Repeat the listing in full, word for word.

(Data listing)
+++
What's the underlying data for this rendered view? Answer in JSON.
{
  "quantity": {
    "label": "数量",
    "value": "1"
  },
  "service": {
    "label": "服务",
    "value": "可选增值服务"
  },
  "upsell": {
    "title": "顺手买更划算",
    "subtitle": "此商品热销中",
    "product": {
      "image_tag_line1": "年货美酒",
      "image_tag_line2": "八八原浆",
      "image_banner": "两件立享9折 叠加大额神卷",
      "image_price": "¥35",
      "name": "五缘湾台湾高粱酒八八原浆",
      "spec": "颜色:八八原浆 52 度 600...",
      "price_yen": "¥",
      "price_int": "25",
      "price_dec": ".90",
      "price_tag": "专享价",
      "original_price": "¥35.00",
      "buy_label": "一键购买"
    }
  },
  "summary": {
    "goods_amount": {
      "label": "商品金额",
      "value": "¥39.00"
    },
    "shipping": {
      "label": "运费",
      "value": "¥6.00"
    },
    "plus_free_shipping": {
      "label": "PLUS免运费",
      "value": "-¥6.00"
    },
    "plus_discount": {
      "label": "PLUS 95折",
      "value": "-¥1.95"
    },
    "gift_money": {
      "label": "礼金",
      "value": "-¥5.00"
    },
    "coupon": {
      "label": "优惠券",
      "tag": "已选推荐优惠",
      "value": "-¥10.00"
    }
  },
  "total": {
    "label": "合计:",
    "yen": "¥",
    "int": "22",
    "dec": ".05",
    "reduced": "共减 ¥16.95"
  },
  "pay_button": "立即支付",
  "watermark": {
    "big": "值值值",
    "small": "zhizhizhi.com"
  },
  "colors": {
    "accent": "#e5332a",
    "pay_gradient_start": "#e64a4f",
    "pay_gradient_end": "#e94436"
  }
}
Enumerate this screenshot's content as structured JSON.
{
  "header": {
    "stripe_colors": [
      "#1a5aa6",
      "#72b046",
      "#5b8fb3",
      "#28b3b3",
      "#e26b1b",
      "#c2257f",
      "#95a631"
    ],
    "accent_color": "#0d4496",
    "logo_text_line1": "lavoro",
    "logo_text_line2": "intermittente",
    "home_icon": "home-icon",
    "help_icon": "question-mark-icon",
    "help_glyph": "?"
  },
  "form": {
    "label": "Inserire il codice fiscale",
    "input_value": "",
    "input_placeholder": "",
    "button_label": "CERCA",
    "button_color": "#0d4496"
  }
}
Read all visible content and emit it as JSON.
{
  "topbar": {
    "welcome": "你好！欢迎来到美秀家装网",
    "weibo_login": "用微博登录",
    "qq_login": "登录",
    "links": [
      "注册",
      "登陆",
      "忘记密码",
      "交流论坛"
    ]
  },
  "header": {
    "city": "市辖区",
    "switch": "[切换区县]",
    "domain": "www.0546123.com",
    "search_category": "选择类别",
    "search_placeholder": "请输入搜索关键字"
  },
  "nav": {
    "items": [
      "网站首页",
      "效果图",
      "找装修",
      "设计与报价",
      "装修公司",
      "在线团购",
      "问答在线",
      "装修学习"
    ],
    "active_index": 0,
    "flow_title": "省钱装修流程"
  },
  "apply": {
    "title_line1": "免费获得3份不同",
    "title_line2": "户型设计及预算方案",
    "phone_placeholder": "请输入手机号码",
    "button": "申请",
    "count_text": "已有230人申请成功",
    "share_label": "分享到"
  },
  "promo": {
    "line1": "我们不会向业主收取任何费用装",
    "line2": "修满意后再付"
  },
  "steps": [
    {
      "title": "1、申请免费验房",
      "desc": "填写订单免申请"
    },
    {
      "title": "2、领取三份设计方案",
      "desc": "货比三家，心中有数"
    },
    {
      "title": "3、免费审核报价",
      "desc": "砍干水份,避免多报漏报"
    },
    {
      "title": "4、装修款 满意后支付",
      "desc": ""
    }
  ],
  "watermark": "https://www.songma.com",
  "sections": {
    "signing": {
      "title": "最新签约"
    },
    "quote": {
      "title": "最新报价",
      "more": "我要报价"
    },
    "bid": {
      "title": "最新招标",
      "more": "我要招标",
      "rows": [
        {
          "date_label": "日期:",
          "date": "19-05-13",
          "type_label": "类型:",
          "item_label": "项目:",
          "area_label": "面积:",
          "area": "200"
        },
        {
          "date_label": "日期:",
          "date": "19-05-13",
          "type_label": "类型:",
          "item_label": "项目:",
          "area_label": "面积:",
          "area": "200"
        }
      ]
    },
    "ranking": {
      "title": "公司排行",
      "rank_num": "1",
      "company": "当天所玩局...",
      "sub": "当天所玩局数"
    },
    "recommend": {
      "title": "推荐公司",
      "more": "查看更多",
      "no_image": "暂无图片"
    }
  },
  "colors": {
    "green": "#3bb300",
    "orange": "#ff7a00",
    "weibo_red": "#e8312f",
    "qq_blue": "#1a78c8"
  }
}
+++
# [Solution for this exercise]
What's the underlying data for this rendered view? Answer in JSON.
{
  "quantity": {
    "label": "数量",
    "value": "1"
  },
  "service": {
    "label": "服务",
    "value": "可选增值服务"
  },
  "upsell": {
    "title": "顺手买更划算",
    "subtitle": "此商品热销中",
    "product": {
      "image_tag_line1": "年货美酒",
      "image_tag_line2": "八八原浆",
      "image_banner": "两件立享9折 叠加大额神卷",
      "image_price": "¥35",
      "name": "五缘湾台湾高粱酒八八原浆",
      "spec": "颜色:八八原浆 52 度 600...",
      "price_yen": "¥",
      "price_int": "25",
      "price_dec": ".90",
      "price_tag": "专享价",
      "original_price": "¥35.00",
      "buy_label": "一键购买"
    }
  },
  "summary": {
    "goods_amount": {
      "label": "商品金额",
      "value": "¥39.00"
    },
    "shipping": {
      "label": "运费",
      "value": "¥6.00"
    },
    "plus_free_shipping": {
      "label": "PLUS免运费",
      "value": "-¥6.00"
    },
    "plus_discount": {
      "label": "PLUS 95折",
      "value": "-¥1.95"
    },
    "gift_money": {
      "label": "礼金",
      "value": "-¥5.00"
    },
    "coupon": {
      "label": "优惠券",
      "tag": "已选推荐优惠",
      "value": "-¥10.00"
    }
  },
  "total": {
    "label": "合计:",
    "yen": "¥",
    "int": "22",
    "dec": ".05",
    "reduced": "共减 ¥16.95"
  },
  "pay_button": "立即支付",
  "watermark": {
    "big": "值值值",
    "small": "zhizhizhi.com"
  },
  "colors": {
    "accent": "#e5332a",
    "pay_gradient_start": "#e64a4f",
    "pay_gradient_end": "#e94436"
  }
}
Enumerate this screenshot's content as structured JSON.
{
  "header": {
    "stripe_colors": [
      "#1a5aa6",
      "#72b046",
      "#5b8fb3",
      "#28b3b3",
      "#e26b1b",
      "#c2257f",
      "#95a631"
    ],
    "accent_color": "#0d4496",
    "logo_text_line1": "lavoro",
    "logo_text_line2": "intermittente",
    "home_icon": "home-icon",
    "help_icon": "question-mark-icon",
    "help_glyph": "?"
  },
  "form": {
    "label": "Inserire il codice fiscale",
    "input_value": "",
    "input_placeholder": "",
    "button_label": "CERCA",
    "button_color": "#0d4496"
  }
}
Read all visible content and emit it as JSON.
{
  "topbar": {
    "welcome": "你好！欢迎来到美秀家装网",
    "weibo_login": "用微博登录",
    "qq_login": "登录",
    "links": [
      "注册",
      "登陆",
      "忘记密码",
      "交流论坛"
    ]
  },
  "header": {
    "city": "市辖区",
    "switch": "[切换区县]",
    "domain": "www.0546123.com",
    "search_category": "选择类别",
    "search_placeholder": "请输入搜索关键字"
  },
  "nav": {
    "items": [
      "网站首页",
      "效果图",
      "找装修",
      "设计与报价",
      "装修公司",
      "在线团购",
      "问答在线",
      "装修学习"
    ],
    "active_index": 0,
    "flow_title": "省钱装修流程"
  },
  "apply": {
    "title_line1": "免费获得3份不同",
    "title_line2": "户型设计及预算方案",
    "phone_placeholder": "请输入手机号码",
    "button": "申请",
    "count_text": "已有230人申请成功",
    "share_label": "分享到"
  },
  "promo": {
    "line1": "我们不会向业主收取任何费用装",
    "line2": "修满意后再付"
  },
  "steps": [
    {
      "title": "1、申请免费验房",
      "desc": "填写订单免申请"
    },
    {
      "title": "2、领取三份设计方案",
      "desc": "货比三家，心中有数"
    },
    {
      "title": "3、免费审核报价",
      "desc": "砍干水份,避免多报漏报"
    },
    {
      "title": "4、装修款 满意后支付",
      "desc": ""
    }
  ],
  "watermark": "https://www.songma.com",
  "sections": {
    "signing": {
      "title": "最新签约"
    },
    "quote": {
      "title": "最新报价",
      "more": "我要报价"
    },
    "bid": {
      "title": "最新招标",
      "more": "我要招标",
      "rows": [
        {
          "date_label": "日期:",
          "date": "19-05-13",
          "type_label": "类型:",
          "item_label": "项目:",
          "area_label": "面积:",
          "area": "200"
        },
        {
          "date_label": "日期:",
          "date": "19-05-13",
          "type_label": "类型:",
          "item_label": "项目:",
          "area_label": "面积:",
          "area": "200"
        }
      ]
    },
    "ranking": {
      "title": "公司排行",
      "rank_num": "1",
      "company": "当天所玩局...",
      "sub": "当天所玩局数"
    },
    "recommend": {
      "title": "推荐公司",
      "more": "查看更多",
      "no_image": "暂无图片"
    }
  },
  "colors": {
    "green": "#3bb300",
    "orange": "#ff7a00",
    "weibo_red": "#e8312f",
    "qq_blue": "#1a78c8"
  }
}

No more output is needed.